■ Goal of the exercise ■
All of the material below is to be repeated exactly.

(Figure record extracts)
◇ ◇ ◇ ◇ ◇ ◇ ◇
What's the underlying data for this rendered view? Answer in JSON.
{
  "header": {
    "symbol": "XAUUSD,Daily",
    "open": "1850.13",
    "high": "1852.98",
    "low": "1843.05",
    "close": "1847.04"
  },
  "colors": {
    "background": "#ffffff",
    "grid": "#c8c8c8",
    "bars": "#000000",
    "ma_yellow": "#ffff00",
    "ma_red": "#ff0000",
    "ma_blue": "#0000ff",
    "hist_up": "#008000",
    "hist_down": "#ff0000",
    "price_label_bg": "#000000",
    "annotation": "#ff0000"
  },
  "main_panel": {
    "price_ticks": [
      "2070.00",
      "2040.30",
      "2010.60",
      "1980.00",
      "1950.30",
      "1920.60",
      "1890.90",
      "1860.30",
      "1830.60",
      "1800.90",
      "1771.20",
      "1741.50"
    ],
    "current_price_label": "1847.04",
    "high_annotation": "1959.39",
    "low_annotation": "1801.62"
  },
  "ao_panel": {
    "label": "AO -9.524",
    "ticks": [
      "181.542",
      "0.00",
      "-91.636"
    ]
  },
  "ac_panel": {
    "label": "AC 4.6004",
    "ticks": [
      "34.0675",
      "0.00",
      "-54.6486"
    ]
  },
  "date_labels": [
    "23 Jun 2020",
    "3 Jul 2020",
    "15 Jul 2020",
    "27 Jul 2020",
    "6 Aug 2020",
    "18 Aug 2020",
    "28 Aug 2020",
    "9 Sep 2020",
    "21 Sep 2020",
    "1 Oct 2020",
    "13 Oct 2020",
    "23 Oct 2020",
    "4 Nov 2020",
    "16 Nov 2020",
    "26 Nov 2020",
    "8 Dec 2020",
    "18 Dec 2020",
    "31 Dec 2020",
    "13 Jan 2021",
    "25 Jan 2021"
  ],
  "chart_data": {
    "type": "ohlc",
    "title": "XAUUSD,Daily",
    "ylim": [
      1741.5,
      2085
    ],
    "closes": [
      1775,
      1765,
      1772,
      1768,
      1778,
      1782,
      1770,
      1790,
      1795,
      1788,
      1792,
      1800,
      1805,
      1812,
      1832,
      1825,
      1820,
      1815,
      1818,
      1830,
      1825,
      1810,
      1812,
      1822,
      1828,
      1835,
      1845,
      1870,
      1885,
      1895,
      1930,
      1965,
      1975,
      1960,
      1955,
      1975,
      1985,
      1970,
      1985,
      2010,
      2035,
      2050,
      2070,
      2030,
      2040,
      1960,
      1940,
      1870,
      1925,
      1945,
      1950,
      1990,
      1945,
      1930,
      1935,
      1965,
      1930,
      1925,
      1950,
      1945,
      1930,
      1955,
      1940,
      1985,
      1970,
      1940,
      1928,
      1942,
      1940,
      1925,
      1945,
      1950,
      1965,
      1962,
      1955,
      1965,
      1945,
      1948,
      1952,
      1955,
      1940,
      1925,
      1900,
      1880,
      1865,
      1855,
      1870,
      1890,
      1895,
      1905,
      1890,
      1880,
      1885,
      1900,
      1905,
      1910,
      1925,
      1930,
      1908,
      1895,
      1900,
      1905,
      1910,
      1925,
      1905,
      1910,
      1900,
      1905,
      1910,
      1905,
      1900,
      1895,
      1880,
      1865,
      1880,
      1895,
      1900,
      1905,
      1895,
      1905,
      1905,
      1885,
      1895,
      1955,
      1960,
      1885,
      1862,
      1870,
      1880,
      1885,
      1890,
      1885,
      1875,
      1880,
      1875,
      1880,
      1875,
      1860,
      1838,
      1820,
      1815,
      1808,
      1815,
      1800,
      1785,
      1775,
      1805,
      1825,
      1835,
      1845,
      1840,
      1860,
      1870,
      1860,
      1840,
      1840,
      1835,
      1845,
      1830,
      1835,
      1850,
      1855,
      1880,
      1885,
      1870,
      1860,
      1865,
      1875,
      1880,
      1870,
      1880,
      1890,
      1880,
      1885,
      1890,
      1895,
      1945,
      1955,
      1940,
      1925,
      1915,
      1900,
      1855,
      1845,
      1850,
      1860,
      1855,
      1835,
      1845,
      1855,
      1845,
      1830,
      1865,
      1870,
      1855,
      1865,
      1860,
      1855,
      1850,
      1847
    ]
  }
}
◇ ◇ ◇ ◇ ◇ ◇ ◇
■ The reply ■
What's the underlying data for this rendered view? Answer in JSON.
{
  "header": {
    "symbol": "XAUUSD,Daily",
    "open": "1850.13",
    "high": "1852.98",
    "low": "1843.05",
    "close": "1847.04"
  },
  "colors": {
    "background": "#ffffff",
    "grid": "#c8c8c8",
    "bars": "#000000",
    "ma_yellow": "#ffff00",
    "ma_red": "#ff0000",
    "ma_blue": "#0000ff",
    "hist_up": "#008000",
    "hist_down": "#ff0000",
    "price_label_bg": "#000000",
    "annotation": "#ff0000"
  },
  "main_panel": {
    "price_ticks": [
      "2070.00",
      "2040.30",
      "2010.60",
      "1980.00",
      "1950.30",
      "1920.60",
      "1890.90",
      "1860.30",
      "1830.60",
      "1800.90",
      "1771.20",
      "1741.50"
    ],
    "current_price_label": "1847.04",
    "high_annotation": "1959.39",
    "low_annotation": "1801.62"
  },
  "ao_panel": {
    "label": "AO -9.524",
    "ticks": [
      "181.542",
      "0.00",
      "-91.636"
    ]
  },
  "ac_panel": {
    "label": "AC 4.6004",
    "ticks": [
      "34.0675",
      "0.00",
      "-54.6486"
    ]
  },
  "date_labels": [
    "23 Jun 2020",
    "3 Jul 2020",
    "15 Jul 2020",
    "27 Jul 2020",
    "6 Aug 2020",
    "18 Aug 2020",
    "28 Aug 2020",
    "9 Sep 2020",
    "21 Sep 2020",
    "1 Oct 2020",
    "13 Oct 2020",
    "23 Oct 2020",
    "4 Nov 2020",
    "16 Nov 2020",
    "26 Nov 2020",
    "8 Dec 2020",
    "18 Dec 2020",
    "31 Dec 2020",
    "13 Jan 2021",
    "25 Jan 2021"
  ],
  "chart_data": {
    "type": "ohlc",
    "title": "XAUUSD,Daily",
    "ylim": [
      1741.5,
      2085
    ],
    "closes": [
      1775,
      1765,
      1772,
      1768,
      1778,
      1782,
      1770,
      1790,
      1795,
      1788,
      1792,
      1800,
      1805,
      1812,
      1832,
      1825,
      1820,
      1815,
      1818,
      1830,
      1825,
      1810,
      1812,
      1822,
      1828,
      1835,
      1845,
      1870,
      1885,
      1895,
      1930,
      1965,
      1975,
      1960,
      1955,
      1975,
      1985,
      1970,
      1985,
      2010,
      2035,
      2050,
      2070,
      2030,
      2040,
      1960,
      1940,
      1870,
      1925,
      1945,
      1950,
      1990,
      1945,
      1930,
      1935,
      1965,
      1930,
      1925,
      1950,
      1945,
      1930,
      1955,
      1940,
      1985,
      1970,
      1940,
      1928,
      1942,
      1940,
      1925,
      1945,
      1950,
      1965,
      1962,
      1955,
      1965,
      1945,
      1948,
      1952,
      1955,
      1940,
      1925,
      1900,
      1880,
      1865,
      1855,
      1870,
      1890,
      1895,
      1905,
      1890,
      1880,
      1885,
      1900,
      1905,
      1910,
      1925,
      1930,
      1908,
      1895,
      1900,
      1905,
      1910,
      1925,
      1905,
      1910,
      1900,
      1905,
      1910,
      1905,
      1900,
      1895,
      1880,
      1865,
      1880,
      1895,
      1900,
      1905,
      1895,
      1905,
      1905,
      1885,
      1895,
      1955,
      1960,
      1885,
      1862,
      1870,
      1880,
      1885,
      1890,
      1885,
      1875,
      1880,
      1875,
      1880,
      1875,
      1860,
      1838,
      1820,
      1815,
      1808,
      1815,
      1800,
      1785,
      1775,
      1805,
      1825,
      1835,
      1845,
      1840,
      1860,
      1870,
      1860,
      1840,
      1840,
      1835,
      1845,
      1830,
      1835,
      1850,
      1855,
      1880,
      1885,
      1870,
      1860,
      1865,
      1875,
      1880,
      1870,
      1880,
      1890,
      1880,
      1885,
      1890,
      1895,
      1945,
      1955,
      1940,
      1925,
      1915,
      1900,
      1855,
      1845,
      1850,
      1860,
      1855,
      1835,
      1845,
      1855,
      1845,
      1830,
      1865,
      1870,
      1855,
      1865,
      1860,
      1855,
      1850,
      1847
    ]
  }
}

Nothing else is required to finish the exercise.